*Exercícios propostos*:
• a. Com base no texto sobre a violência contra profissionais de Enfermagem, responda:
(i) Qual percentual de profissionais relatou um único evento de violência?
(ii) Por meio de qual plataforma a pesquisa foi disponibilizada?
(iii) Quais locais são citados como de maior incidência de conflitos?
• b. Relacione todos os fatores que o texto sobre a violência contra profissionais de Enfermagem identifica como elementos que aumentam a tensão nos ambientes de saúde.
• c. Prossiga com o texto sobre a violência contra profissionais de Enfermagem a partir do ponto em que ele termina.

*Texto fornecido*:
──────────────────────────────
Adicionalmente, outras formas de agressão como racismo, injúria racial e xenofobia também foram registradas, evidenciando a diversidade de violências sofridas. É importante notar que os participantes puderam indicar mais de um tipo de agressão, o que sugere a complexidade e a sobreposição de abusos.

O problema da violência no ambiente de trabalho da Enfermagem não se resume a episódios isolados. Cerca de 73,5% dos profissionais que sofreram violência relataram ter passado por mais de um incidente, mesmo que sem periodicidade definida. Outros 15,9% afirmaram sofrer violências de forma periódica, enquanto apenas 10,6% reportaram um único evento.

“Quando quase a totalidade dos profissionais que sofreram violência aponta situações de caráter moral ou psicológico, precisamos olhar com muita atenção para aquilo que muitas vezes não deixa uma marca física, mas afeta profundamente o trabalhador. Precisamos falar sobre essas violências e criar ambientes em que o profissional se sinta seguro para procurar ajuda e registrar o que aconteceu”, reforça Maristela Azevedo.

A pesquisa, que foi disponibilizada por meio da plataforma Presente e divulgada em diversos canais oficiais do Coren-SC e e-mails de profissionais, contou com o apoio de conselheiros, fiscais de enfermagem, responsáveis técnicos de instituições e entidades parceiras, ampliando seu alcance e representatividade.

A presidente do Coren-SC ressaltou que a violência moral e psicológica, apesar de não deixar marcas visíveis, tem um impacto devastador na saúde mental e no bem-estar dos profissionais, necessitando de atenção especial e estratégias de acolhimento e apoio.

Propostas e Caminhos para a Proteção Profissional

Diante do quadro apresentado, o Coren-SC defende a implementação de uma série de medidas para o enfrentamento da violência contra a categoria. A responsabilização dos agressores é vista como fundamental, mas deve ser complementada por ações que promovam a segurança institucional.

O desenvolvimento de canais de atendimento especializados para os trabalhadores, mecanismos de alerta precoce e a oferta de suporte psicológico são apontados como essenciais para auxiliar os profissionais a lidarem com as consequências da violência sofrida. A melhoria das condições de trabalho em geral também contribui para a redução de conflitos.

Fatores como o dimensionamento inadequado de equipes, a escassez de insumos, a precariedade das estruturas físicas e a sobrecarga de trabalho são identificados como elementos que aumentam a tensão nos ambientes de saúde. Unidades de emergência, UPAs e UTIs são citadas como locais de maior incidência de conflitos.
──────────────────────────────
*Dados brutos*:
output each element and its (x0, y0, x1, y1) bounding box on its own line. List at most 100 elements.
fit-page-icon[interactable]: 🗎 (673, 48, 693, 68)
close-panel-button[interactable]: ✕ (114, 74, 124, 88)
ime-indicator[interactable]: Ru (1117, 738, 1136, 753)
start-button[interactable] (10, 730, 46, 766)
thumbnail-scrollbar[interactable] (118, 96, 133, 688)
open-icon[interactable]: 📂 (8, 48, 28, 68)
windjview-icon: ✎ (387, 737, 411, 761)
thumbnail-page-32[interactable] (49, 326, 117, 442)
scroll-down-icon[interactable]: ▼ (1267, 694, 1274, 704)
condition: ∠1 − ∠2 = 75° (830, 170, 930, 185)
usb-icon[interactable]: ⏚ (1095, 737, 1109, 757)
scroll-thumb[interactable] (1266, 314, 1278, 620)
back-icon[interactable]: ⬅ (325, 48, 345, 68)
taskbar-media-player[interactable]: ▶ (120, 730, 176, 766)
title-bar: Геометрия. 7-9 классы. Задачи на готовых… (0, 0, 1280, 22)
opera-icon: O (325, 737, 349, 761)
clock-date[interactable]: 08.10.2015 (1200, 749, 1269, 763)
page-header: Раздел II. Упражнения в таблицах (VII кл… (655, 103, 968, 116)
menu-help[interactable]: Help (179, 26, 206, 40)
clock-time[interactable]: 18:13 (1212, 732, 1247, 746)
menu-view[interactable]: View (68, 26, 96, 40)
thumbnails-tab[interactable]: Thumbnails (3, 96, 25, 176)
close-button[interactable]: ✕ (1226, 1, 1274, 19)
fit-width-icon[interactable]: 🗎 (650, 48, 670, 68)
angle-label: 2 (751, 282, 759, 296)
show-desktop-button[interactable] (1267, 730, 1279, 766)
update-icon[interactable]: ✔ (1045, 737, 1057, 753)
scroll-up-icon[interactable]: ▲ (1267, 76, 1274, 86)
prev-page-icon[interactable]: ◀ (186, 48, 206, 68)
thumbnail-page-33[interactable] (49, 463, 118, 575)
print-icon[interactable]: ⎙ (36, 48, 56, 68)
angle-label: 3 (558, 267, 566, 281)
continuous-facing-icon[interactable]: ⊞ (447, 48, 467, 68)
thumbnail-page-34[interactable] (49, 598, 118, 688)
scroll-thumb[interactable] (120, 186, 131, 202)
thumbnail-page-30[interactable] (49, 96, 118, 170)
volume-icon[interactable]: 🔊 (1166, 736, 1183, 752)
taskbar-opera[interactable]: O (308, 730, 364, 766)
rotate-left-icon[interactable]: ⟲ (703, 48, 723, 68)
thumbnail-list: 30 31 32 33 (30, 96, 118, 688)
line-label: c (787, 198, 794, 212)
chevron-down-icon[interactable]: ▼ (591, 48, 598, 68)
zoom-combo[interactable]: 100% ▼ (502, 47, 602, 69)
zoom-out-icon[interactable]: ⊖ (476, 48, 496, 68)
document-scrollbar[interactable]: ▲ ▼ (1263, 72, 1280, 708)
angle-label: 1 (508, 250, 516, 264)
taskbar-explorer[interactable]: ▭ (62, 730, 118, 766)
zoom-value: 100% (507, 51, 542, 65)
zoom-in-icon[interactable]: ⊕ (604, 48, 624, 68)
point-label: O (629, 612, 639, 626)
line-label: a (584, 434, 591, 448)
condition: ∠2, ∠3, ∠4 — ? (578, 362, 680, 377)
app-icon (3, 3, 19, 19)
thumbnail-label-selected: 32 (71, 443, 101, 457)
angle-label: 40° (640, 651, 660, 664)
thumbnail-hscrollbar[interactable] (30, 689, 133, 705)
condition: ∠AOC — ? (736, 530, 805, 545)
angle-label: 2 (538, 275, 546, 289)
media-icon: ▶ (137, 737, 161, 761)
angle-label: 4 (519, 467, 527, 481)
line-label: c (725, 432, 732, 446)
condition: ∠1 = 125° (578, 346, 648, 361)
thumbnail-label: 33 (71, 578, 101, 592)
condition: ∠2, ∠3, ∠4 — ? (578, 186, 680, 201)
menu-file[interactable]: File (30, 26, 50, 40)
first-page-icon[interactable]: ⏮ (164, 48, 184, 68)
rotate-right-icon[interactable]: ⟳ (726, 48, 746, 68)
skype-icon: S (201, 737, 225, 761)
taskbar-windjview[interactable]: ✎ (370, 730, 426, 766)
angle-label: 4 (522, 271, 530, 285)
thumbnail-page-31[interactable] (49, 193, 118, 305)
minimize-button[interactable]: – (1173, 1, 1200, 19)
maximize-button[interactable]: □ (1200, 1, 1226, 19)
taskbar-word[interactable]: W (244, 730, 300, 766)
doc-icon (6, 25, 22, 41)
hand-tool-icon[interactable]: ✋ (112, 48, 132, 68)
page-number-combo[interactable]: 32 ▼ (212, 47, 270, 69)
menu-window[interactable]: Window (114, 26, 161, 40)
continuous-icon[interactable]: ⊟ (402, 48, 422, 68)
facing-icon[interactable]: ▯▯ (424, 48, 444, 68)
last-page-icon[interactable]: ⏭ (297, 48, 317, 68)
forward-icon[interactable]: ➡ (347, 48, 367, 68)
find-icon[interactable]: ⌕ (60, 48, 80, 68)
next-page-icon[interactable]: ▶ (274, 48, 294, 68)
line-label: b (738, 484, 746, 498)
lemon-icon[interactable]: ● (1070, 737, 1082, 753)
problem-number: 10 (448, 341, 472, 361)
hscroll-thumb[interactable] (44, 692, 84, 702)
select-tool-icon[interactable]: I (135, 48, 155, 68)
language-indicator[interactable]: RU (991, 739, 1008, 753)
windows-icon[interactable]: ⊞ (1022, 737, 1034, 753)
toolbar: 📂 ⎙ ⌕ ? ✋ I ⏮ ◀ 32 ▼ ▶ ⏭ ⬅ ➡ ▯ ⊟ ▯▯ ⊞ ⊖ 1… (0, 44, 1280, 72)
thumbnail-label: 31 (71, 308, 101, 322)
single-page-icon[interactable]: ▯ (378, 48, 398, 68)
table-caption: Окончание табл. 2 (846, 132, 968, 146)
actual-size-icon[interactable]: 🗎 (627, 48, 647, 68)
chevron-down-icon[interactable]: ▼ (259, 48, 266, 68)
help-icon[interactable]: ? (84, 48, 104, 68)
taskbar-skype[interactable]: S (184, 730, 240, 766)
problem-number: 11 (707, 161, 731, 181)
──────────────────────────────
*Respostas por tarefa*:
• a.
(i) 10,6%.
(ii) Pela plataforma Presente.
(iii) Unidades de emergência, UPAs e UTIs.

• b.
- Dimensionamento inadequado de equipes
- Escassez de insumos
- Precariedade das estruturas físicas
- Sobrecarga de trabalho

• c.
A presidente Maristela Azevedo enfatizou que, embora a busca por assistência de saúde seja inerentemente angustiante para os pacientes, o profissional de Enfermagem precisa se sentir seguro para prestar um cuidado ético e de qualidade. O direito à dignidade no ambiente de trabalho é um ponto central da luta da categoria.

O Coren-SC acompanha a tramitação de projetos de lei que visam endurecer as penas para crimes cometidos contra profissionais da saúde, como o PL 2672/2025. Contudo, o Conselho reforça que a responsabilização penal deve ser acompanhada por ações preventivas e estruturais para serem verdadeiramente eficazes.

A subnotificação é um dos maiores desafios, pois a ausência de registros formais dificulta a compreensão real da dimensão do problema. Apenas 36,7% dos profissionais que sofreram violência formalizaram o ocorrido, o que compromete a criação de medidas de prevenção e proteção baseadas em evidências.

O Coren-SC incentiva e orienta os profissionais vítimas de violência a registrarem boletim de ocorrência e a buscarem os canais institucionais disponíveis. O Conselho oferece suporte através de sua Ouvidoria e de outros mecanismos, como o desagravo público, um instrumento de defesa contra situações que afetem o exercício profissional.

A instituição reafirma o compromisso em manter um contato próximo com os profissionais, incentivando-os a procurar o Conselho e a confiar em seu suporte. A valorização e a proteção da Enfermagem são prioridades contínuas para garantir um ambiente de trabalho mais seguro e respeitoso para todos.